↓

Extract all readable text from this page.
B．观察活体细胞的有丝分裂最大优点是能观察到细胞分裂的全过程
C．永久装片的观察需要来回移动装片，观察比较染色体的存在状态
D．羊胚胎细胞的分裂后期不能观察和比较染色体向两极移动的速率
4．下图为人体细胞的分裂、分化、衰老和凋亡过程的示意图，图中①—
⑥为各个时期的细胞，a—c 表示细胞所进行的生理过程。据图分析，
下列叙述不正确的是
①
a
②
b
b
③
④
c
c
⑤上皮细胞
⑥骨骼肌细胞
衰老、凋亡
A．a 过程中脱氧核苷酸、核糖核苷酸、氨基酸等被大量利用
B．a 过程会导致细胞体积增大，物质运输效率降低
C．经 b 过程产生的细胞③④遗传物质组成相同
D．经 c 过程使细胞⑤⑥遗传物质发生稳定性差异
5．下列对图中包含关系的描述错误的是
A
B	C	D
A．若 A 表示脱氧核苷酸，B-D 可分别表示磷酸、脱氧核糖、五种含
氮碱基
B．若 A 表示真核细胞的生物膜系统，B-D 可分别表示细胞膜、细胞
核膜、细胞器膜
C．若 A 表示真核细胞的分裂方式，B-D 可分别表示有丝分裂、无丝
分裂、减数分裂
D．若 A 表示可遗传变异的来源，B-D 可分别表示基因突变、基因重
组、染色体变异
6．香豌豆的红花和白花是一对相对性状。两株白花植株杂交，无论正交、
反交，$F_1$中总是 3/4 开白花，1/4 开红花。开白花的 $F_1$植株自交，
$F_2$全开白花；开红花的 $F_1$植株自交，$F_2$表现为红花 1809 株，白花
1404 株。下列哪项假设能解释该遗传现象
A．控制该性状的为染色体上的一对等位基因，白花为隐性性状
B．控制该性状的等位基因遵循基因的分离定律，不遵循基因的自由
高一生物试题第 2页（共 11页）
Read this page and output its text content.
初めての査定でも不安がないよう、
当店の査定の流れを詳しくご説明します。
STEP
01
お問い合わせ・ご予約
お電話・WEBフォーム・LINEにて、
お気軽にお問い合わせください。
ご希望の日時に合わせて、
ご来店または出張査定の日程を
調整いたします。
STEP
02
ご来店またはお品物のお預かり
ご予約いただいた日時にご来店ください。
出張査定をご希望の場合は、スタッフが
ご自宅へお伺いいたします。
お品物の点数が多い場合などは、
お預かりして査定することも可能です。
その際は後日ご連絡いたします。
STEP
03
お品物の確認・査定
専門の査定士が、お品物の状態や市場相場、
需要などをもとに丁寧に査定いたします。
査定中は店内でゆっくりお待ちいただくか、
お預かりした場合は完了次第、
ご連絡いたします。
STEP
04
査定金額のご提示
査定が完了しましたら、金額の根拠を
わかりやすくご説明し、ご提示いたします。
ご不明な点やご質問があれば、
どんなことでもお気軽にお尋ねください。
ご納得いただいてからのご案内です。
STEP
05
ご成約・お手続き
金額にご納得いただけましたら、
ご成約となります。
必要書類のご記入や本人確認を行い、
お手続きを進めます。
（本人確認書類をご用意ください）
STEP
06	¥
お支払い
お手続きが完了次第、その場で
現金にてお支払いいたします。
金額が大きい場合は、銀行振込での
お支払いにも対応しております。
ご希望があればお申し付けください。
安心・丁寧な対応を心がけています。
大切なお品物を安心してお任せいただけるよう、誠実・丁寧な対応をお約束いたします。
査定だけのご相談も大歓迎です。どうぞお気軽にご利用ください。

↑

GIVEN INSTRUCTION. Read through the data and copy every line where "page" shows up.

SOLUTION TO THE PROBLEM.
Extract all readable text from this page.
Read this page and output its text content.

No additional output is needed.